━━━ DOCUMENT EXTRACT ━━━

Short comparison of users with free and paid subscription as well as their interaction behavior

In [41]:
# Comparison of number of interactions
paid_user_interactions = np.array(data_cleaned[data_cleaned['level']=='paid'].groupBy('userId').count().orderBy('count', ascending=False).collect()).astype(int)
free_user_interactions = np.array(data_cleaned[data_cleaned['level']=='free'].groupBy('userId').count().orderBy('count', ascending=False).collect()).astype(int)

# Comparison number of paied and free users
fig = go.Figure()
fig.add_trace(go.Bar(x= ['free users'], y = [free_user_interactions.shape[0]], name = 'Free subscription'))
fig.add_trace(go.Bar(x = ['paid users'], y= [paid_user_interactions.shape[0]], name = 'Paid subscription'))
fig.add_trace(go.Bar(x = ['unique users'], y= [225], name = 'Unique users'))
fig.add_trace(go.Bar(x = ['canceling user'], y= [52], name = 'Canceling users'))
fig.add_trace(go.Bar(x = ['non-canceling user'], y= [173], name = 'Non-canceling users'))

━━━

• **WHAT NEEDS TO BE DONE**
In the subscription comparison code, what value is plotted for the "canceling user" bar?

━━━ RECORDS PROVIDED ━━━

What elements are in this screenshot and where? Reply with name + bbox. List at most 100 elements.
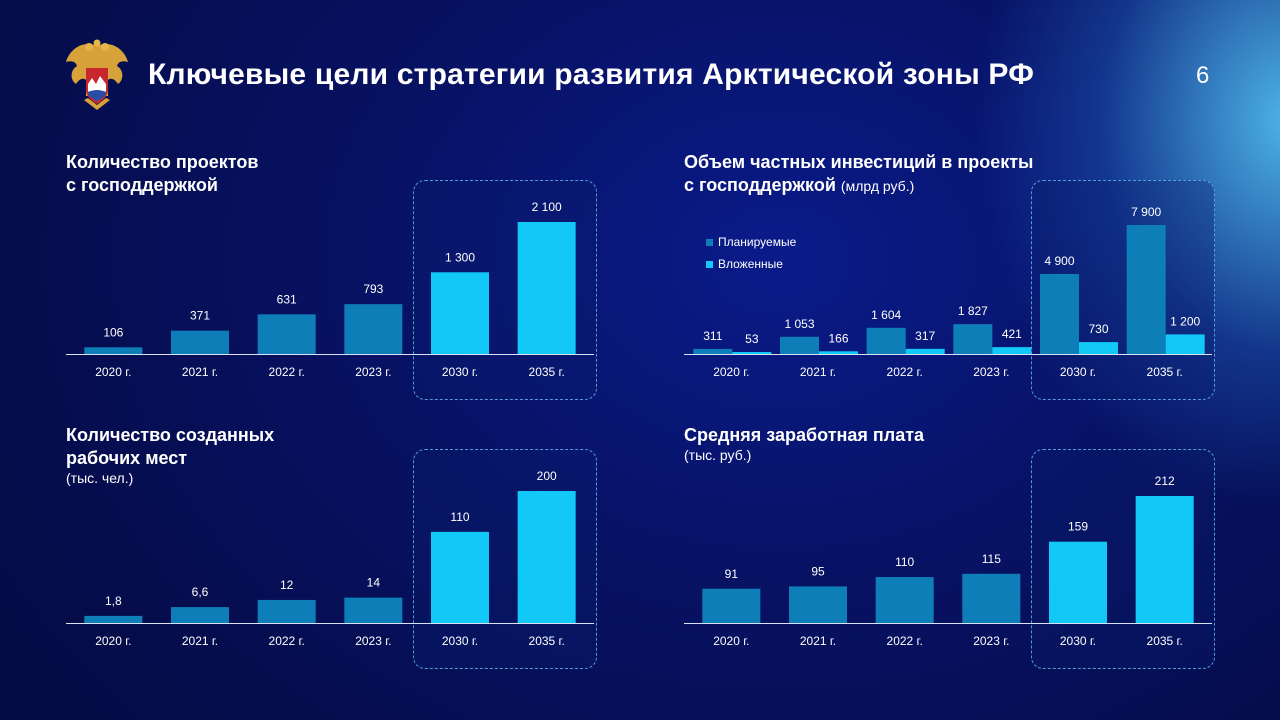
jobs-tick-label: 2022 г. (269, 634, 305, 648)
salary-data-label: 212 (1155, 474, 1175, 488)
salary-bar (789, 586, 847, 623)
jobs-data-label: 6,6 (192, 585, 209, 599)
projects-tick-label: 2023 г. (355, 365, 391, 379)
salary-tick-label: 2022 г. (887, 634, 923, 648)
salary-data-label: 110 (895, 555, 914, 569)
salary-tick-label: 2030 г. (1060, 634, 1096, 648)
investments-data-label: 1 604 (871, 308, 901, 322)
investments-bar-planned (1040, 273, 1079, 354)
salary-bar (702, 588, 761, 623)
page-title: Ключевые цели стратегии развития Арктиче… (148, 58, 1035, 91)
investments-tick-label: 2035 г. (1147, 365, 1183, 379)
salary-title-line-1: Средняя заработная плата (684, 425, 925, 445)
legend-swatch-planned (706, 238, 713, 246)
projects-bar (431, 272, 489, 354)
jobs-bar (344, 597, 403, 623)
jobs-data-label: 200 (537, 469, 557, 483)
projects-tick-label: 2035 г. (529, 365, 565, 379)
salary-data-label: 95 (811, 564, 825, 578)
jobs-tick-label: 2023 г. (355, 634, 391, 648)
investments-tick-label: 2023 г. (973, 365, 1009, 379)
salary-tick-label: 2020 г. (713, 634, 749, 648)
investments-bar-invested (732, 352, 772, 354)
projects-bar (517, 222, 576, 354)
investments-tick-label: 2021 г. (800, 365, 836, 379)
salary-bar (1049, 541, 1107, 623)
investments-bar-planned (693, 348, 733, 354)
jobs-data-label: 12 (280, 578, 294, 592)
jobs-bar (171, 607, 229, 623)
projects-title-line-2: с господдержкой (66, 175, 218, 195)
investments-data-label: 53 (745, 332, 759, 346)
investments-data-label: 4 900 (1044, 254, 1074, 268)
investments-data-label: 166 (828, 331, 848, 345)
projects-bar (84, 347, 143, 354)
legend-swatch-invested (706, 260, 713, 268)
projects-data-label: 106 (103, 325, 123, 339)
coat-of-arms-icon (66, 39, 128, 110)
jobs-tick-label: 2021 г. (182, 634, 218, 648)
projects-data-label: 631 (277, 292, 297, 306)
projects-tick-label: 2022 г. (269, 365, 305, 379)
jobs-data-label: 1,8 (105, 594, 122, 608)
legend-label-invested: Вложенные (718, 257, 783, 271)
jobs-tick-label: 2030 г. (442, 634, 478, 648)
projects-data-label: 793 (363, 282, 383, 296)
investments-tick-label: 2022 г. (887, 365, 923, 379)
salary-bar (875, 577, 934, 623)
legend-item-invested: Вложенные (706, 253, 796, 275)
legend-item-planned: Планируемые (706, 231, 796, 253)
projects-tick-label: 2030 г. (442, 365, 478, 379)
projects-data-label: 371 (190, 309, 210, 323)
investments-bar-invested (819, 351, 858, 354)
investments-bar-invested (905, 348, 945, 354)
legend-label-planned: Планируемые (718, 235, 797, 249)
projects-title-line-1: Количество проектов (66, 152, 259, 172)
jobs-data-label: 14 (367, 576, 381, 590)
projects-data-label: 2 100 (532, 200, 562, 214)
projects-tick-label: 2020 г. (95, 365, 131, 379)
jobs-tick-label: 2035 г. (529, 634, 565, 648)
salary-data-label: 115 (982, 552, 1001, 566)
projects-bar (171, 330, 229, 354)
investments-title-line-1: Объем частных инвестиций в проекты (684, 152, 1034, 172)
jobs-bar (84, 615, 143, 623)
projects-tick-label: 2021 г. (182, 365, 218, 379)
salary-bar (962, 573, 1021, 623)
investments-chart-title: Объем частных инвестиций в проекты с гос… (684, 151, 1033, 198)
projects-bar (344, 304, 403, 354)
projects-bar (257, 314, 316, 354)
jobs-tick-label: 2020 г. (95, 634, 131, 648)
salary-data-label: 91 (725, 567, 739, 581)
jobs-data-label: 110 (450, 510, 469, 524)
investments-tick-label: 2020 г. (713, 365, 749, 379)
salary-chart-title: Средняя заработная плата (684, 424, 924, 447)
investments-data-label: 730 (1088, 322, 1108, 336)
projects-data-label: 1 300 (445, 250, 475, 264)
investments-tick-label: 2030 г. (1060, 365, 1096, 379)
investments-data-label: 311 (703, 329, 722, 343)
investments-bar-invested (1165, 334, 1205, 354)
jobs-title-line-1: Количество созданных (66, 425, 275, 445)
salary-tick-label: 2035 г. (1147, 634, 1183, 648)
investments-title-line-2: с господдержкой (млрд руб.) (684, 174, 1033, 198)
investments-data-label: 1 200 (1170, 314, 1200, 328)
investments-title-line-2-text: с господдержкой (684, 175, 836, 195)
investments-bar-planned (866, 327, 906, 354)
jobs-bar (517, 491, 576, 623)
investments-bar-planned (1126, 225, 1166, 354)
salary-tick-label: 2023 г. (973, 634, 1009, 648)
investments-bar-planned (953, 324, 993, 354)
jobs-chart-title: Количество созданных рабочих мест (66, 424, 274, 470)
salary-tick-label: 2021 г. (800, 634, 836, 648)
salary-bar (1135, 496, 1194, 623)
jobs-unit: (тыс. чел.) (66, 470, 134, 486)
jobs-bar (431, 531, 489, 623)
investments-unit: (млрд руб.) (840, 178, 915, 194)
jobs-bar (257, 599, 316, 623)
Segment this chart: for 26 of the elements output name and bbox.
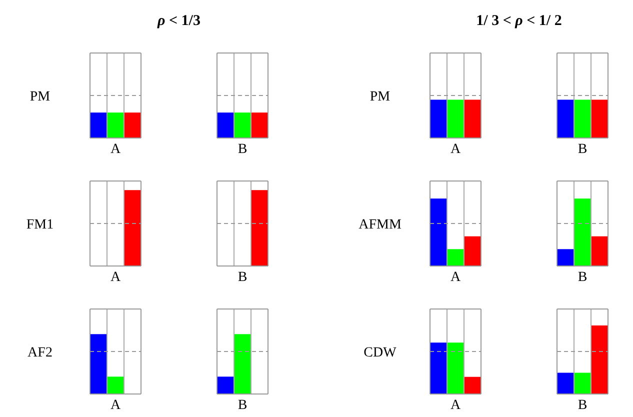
x-tick-label: A [110,142,122,157]
x-tick-label: B [238,398,248,413]
chart-title: ρ < 1/3 [156,13,200,29]
x-tick-label: A [110,270,122,285]
bar [574,372,591,394]
y-axis-title: PM [370,90,391,104]
y-axis-title: FM1 [26,218,54,232]
x-tick-label: A [450,270,462,285]
y-axis-title: PM [30,90,51,104]
x-tick-label: B [578,398,588,413]
y-axis-title: AF2 [28,346,52,360]
x-tick-label: B [578,270,588,285]
x-tick-label: B [238,142,248,157]
bar [557,372,574,394]
x-tick-label: A [110,398,122,413]
y-axis-title: CDW [364,346,398,360]
x-tick-label: A [450,142,462,157]
x-tick-label: B [238,270,248,285]
y-axis-title: AFMM [358,218,402,232]
bar [430,342,447,394]
bar [447,342,464,394]
bar [591,325,608,394]
chart-title: 1/ 3 < ρ < 1/ 2 [476,13,562,29]
x-tick-label: A [450,398,462,413]
x-tick-label: B [578,142,588,157]
bar [464,376,481,394]
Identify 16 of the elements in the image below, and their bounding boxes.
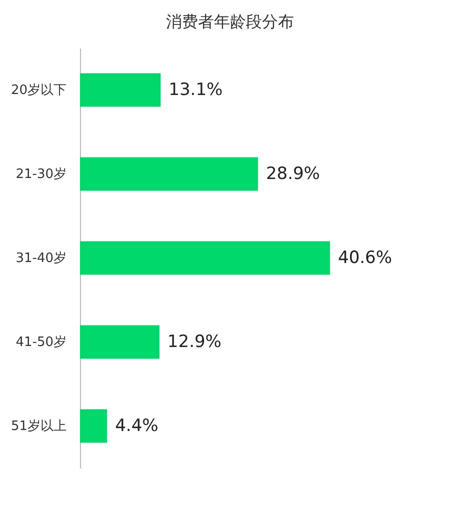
y-tick-label: 21-30岁	[16, 167, 66, 182]
chart-title: 消费者年龄段分布	[166, 12, 294, 31]
data-label: 13.1%	[168, 80, 223, 100]
y-tick-label: 51岁以上	[10, 419, 66, 434]
bar	[80, 409, 108, 443]
data-label: 4.4%	[115, 416, 158, 436]
data-label: 12.9%	[167, 332, 222, 352]
bar	[80, 325, 160, 359]
bar	[80, 157, 258, 191]
bar	[80, 241, 330, 275]
bar	[80, 73, 161, 107]
data-label: 28.9%	[266, 164, 320, 184]
y-tick-label: 31-40岁	[16, 251, 66, 266]
y-tick-label: 41-50岁	[16, 335, 66, 350]
y-tick-label: 20岁以下	[10, 83, 66, 98]
data-label: 40.6%	[338, 248, 392, 268]
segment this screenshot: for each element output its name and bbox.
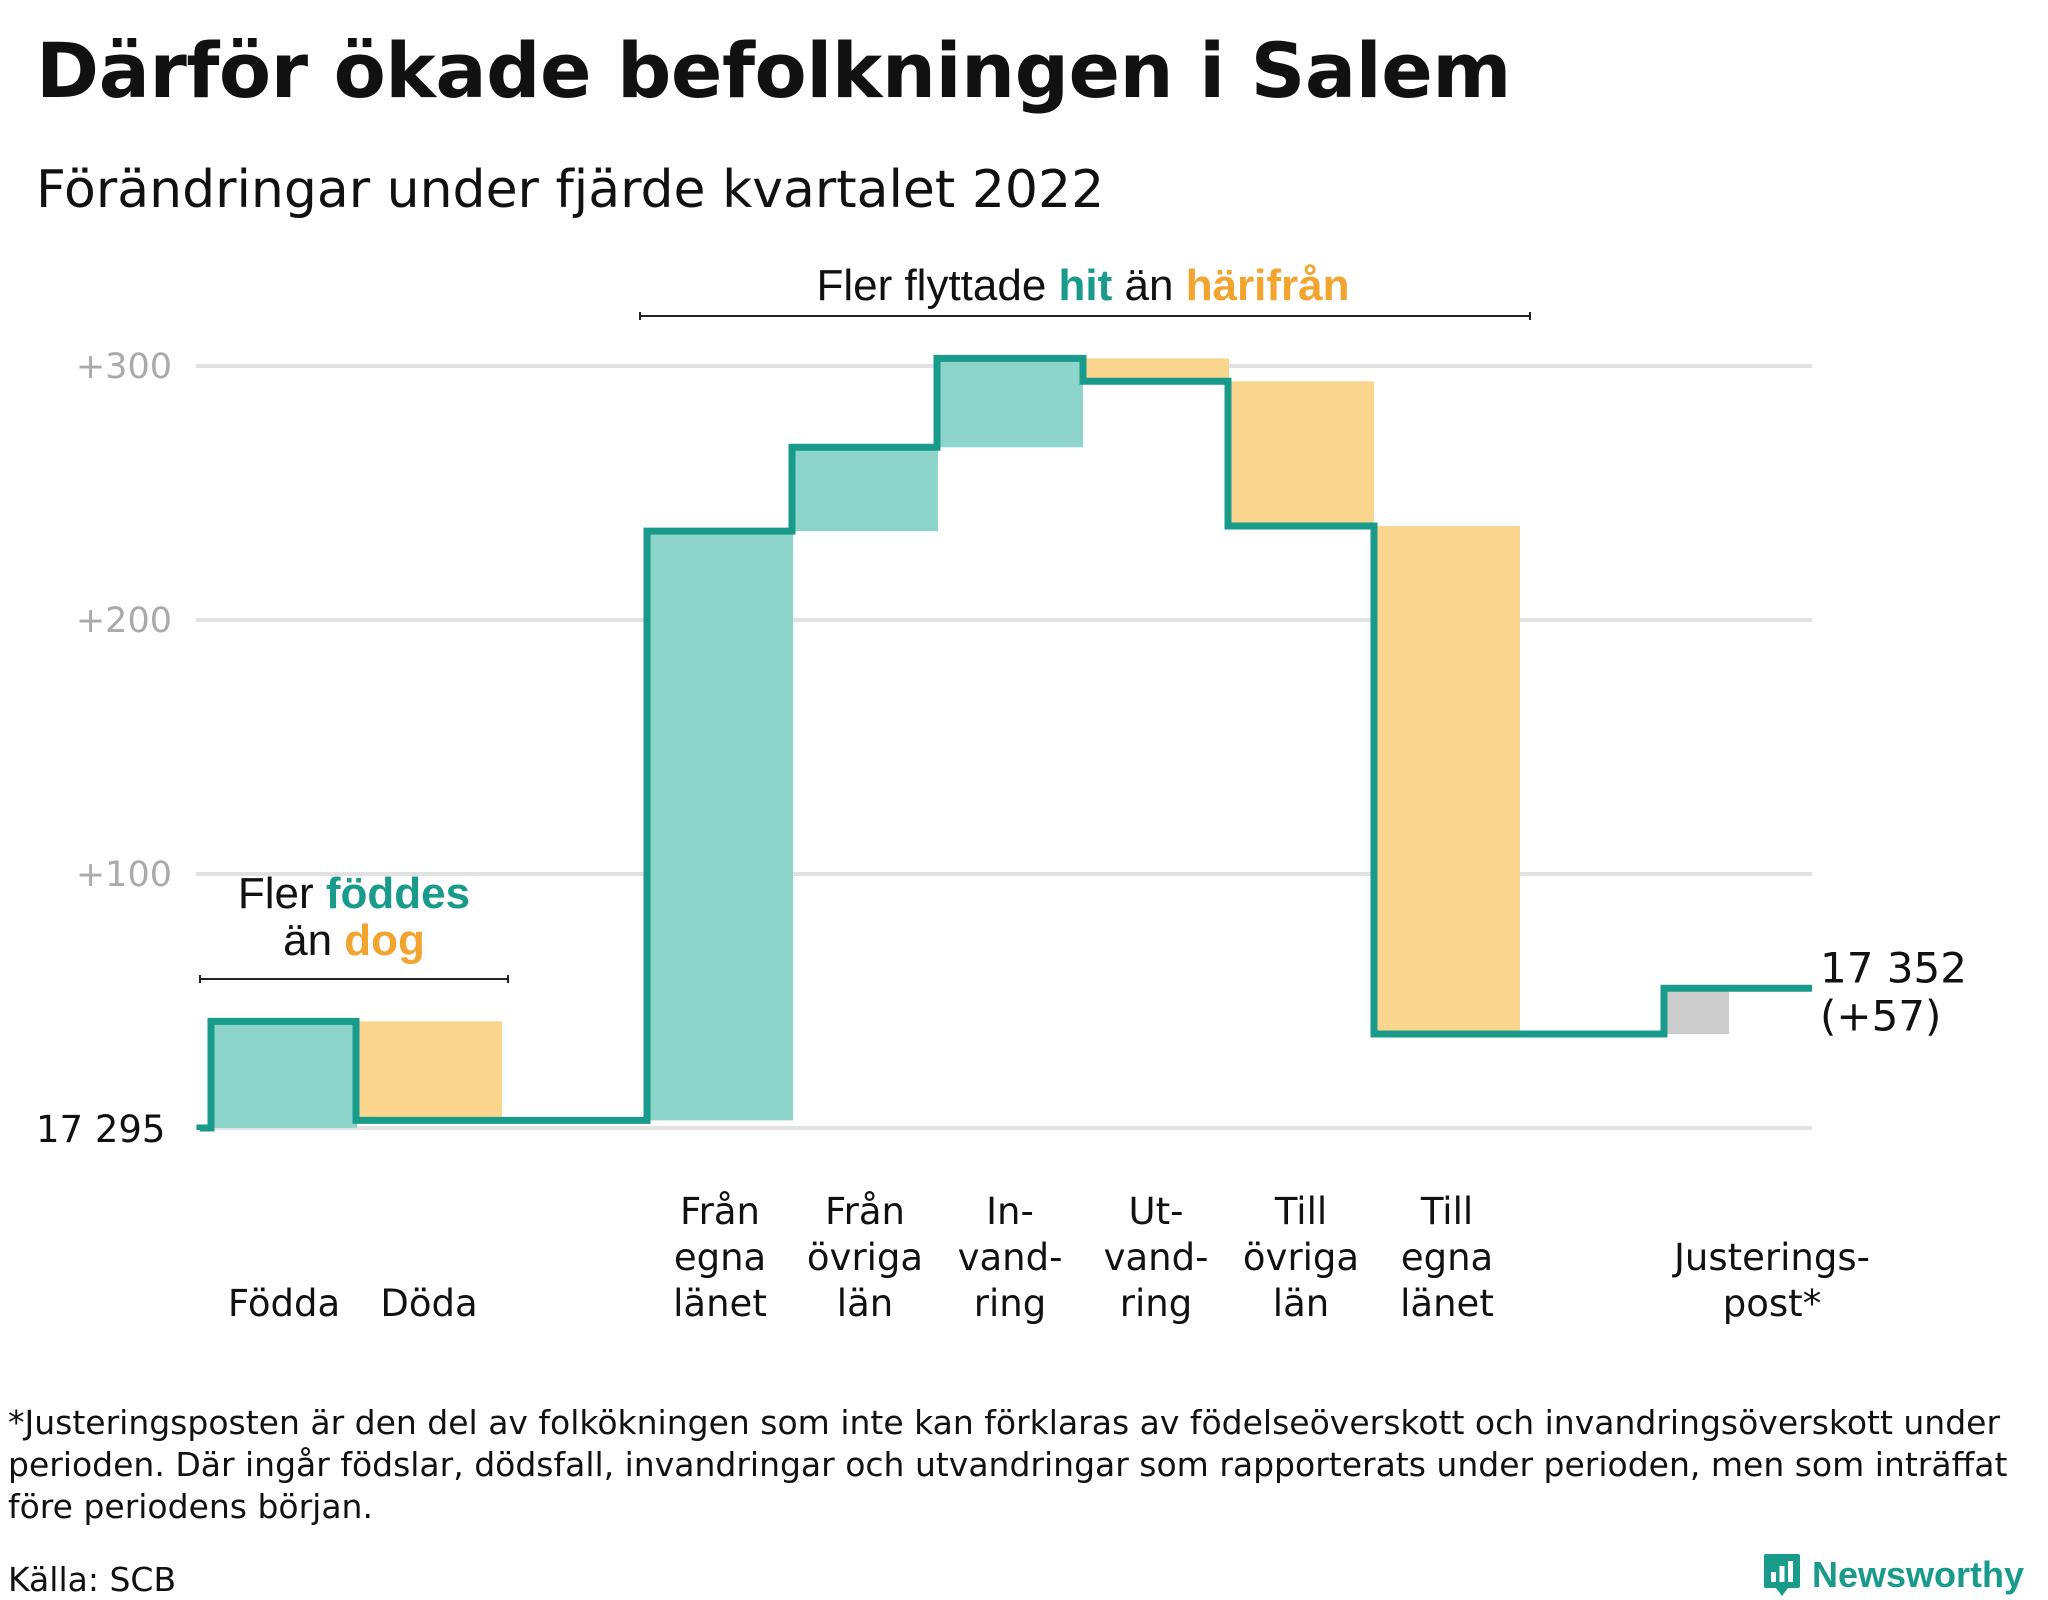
category-label: Födda xyxy=(228,1282,340,1325)
migration-annotation-part: härifrån xyxy=(1186,261,1350,310)
start-value-label: 17 295 xyxy=(36,1108,165,1151)
category-label: länet xyxy=(673,1282,767,1325)
category-label: Till xyxy=(1274,1190,1327,1233)
newsworthy-brand[interactable]: Newsworthy xyxy=(1762,1552,2024,1598)
bar-3 xyxy=(647,531,793,1121)
y-tick-label: +200 xyxy=(76,601,172,641)
footnote: *Justeringsposten är den del av folkökni… xyxy=(8,1403,2008,1526)
category-label: län xyxy=(1273,1282,1329,1325)
bar-9 xyxy=(1664,988,1729,1035)
category-label: In- xyxy=(986,1190,1034,1233)
category-label: övriga xyxy=(1243,1236,1359,1279)
end-value-label: 17 352 xyxy=(1820,943,1967,992)
category-label: vand- xyxy=(1104,1236,1209,1279)
end-change-label: (+57) xyxy=(1820,991,1941,1040)
births-annotation-line2-part: än xyxy=(283,916,344,965)
chart-subtitle: Förändringar under fjärde kvartalet 2022 xyxy=(36,160,1105,220)
migration-annotation: Fler flyttade hit än härifrån xyxy=(816,261,1349,310)
y-tick-label: +300 xyxy=(76,347,172,387)
migration-annotation-part: hit xyxy=(1059,261,1113,310)
bar-6 xyxy=(1083,358,1229,382)
category-label: ring xyxy=(974,1282,1046,1325)
births-annotation-line2-part: dog xyxy=(344,916,425,965)
category-label: län xyxy=(837,1282,893,1325)
category-label: länet xyxy=(1400,1282,1494,1325)
births-annotation-line1-part: Fler xyxy=(238,869,326,918)
bar-8 xyxy=(1374,526,1520,1035)
waterfall-chart: +100 +200 +300 17 295 17 352(+57) Födda Döda Fr… xyxy=(36,261,1967,1325)
bar-4 xyxy=(792,447,938,532)
migration-annotation-part: än xyxy=(1112,261,1185,310)
category-label: ring xyxy=(1120,1282,1192,1325)
category-label: Döda xyxy=(380,1282,477,1325)
category-label: egna xyxy=(1401,1236,1493,1279)
category-label: post* xyxy=(1723,1282,1821,1325)
bar-1 xyxy=(211,1021,357,1128)
bar-2 xyxy=(356,1021,502,1121)
bar-5 xyxy=(937,358,1083,448)
category-label: Justerings- xyxy=(1672,1236,1870,1279)
y-tick-label: +100 xyxy=(76,855,172,895)
category-label: Till xyxy=(1420,1190,1473,1233)
category-label: Från xyxy=(825,1190,905,1233)
category-label: övriga xyxy=(807,1236,923,1279)
migration-annotation-part: Fler flyttade xyxy=(816,261,1058,310)
newsworthy-logo-icon xyxy=(1763,1554,1800,1596)
bar-7 xyxy=(1228,381,1374,527)
births-annotation-line1: Fler föddes xyxy=(238,869,470,918)
category-label: Från xyxy=(680,1190,760,1233)
births-annotation-line1-part: föddes xyxy=(326,869,470,918)
brand-name: Newsworthy xyxy=(1811,1554,2024,1595)
chart-title: Därför ökade befolkningen i Salem xyxy=(36,26,1511,115)
births-annotation-line2: än dog xyxy=(283,916,425,965)
running-total-line xyxy=(196,354,1812,1132)
source-label: Källa: SCB xyxy=(8,1560,177,1599)
category-label: Ut- xyxy=(1129,1190,1184,1233)
category-label: egna xyxy=(674,1236,766,1279)
category-label: vand- xyxy=(958,1236,1063,1279)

━━━

• **TASK RESPONSE**
52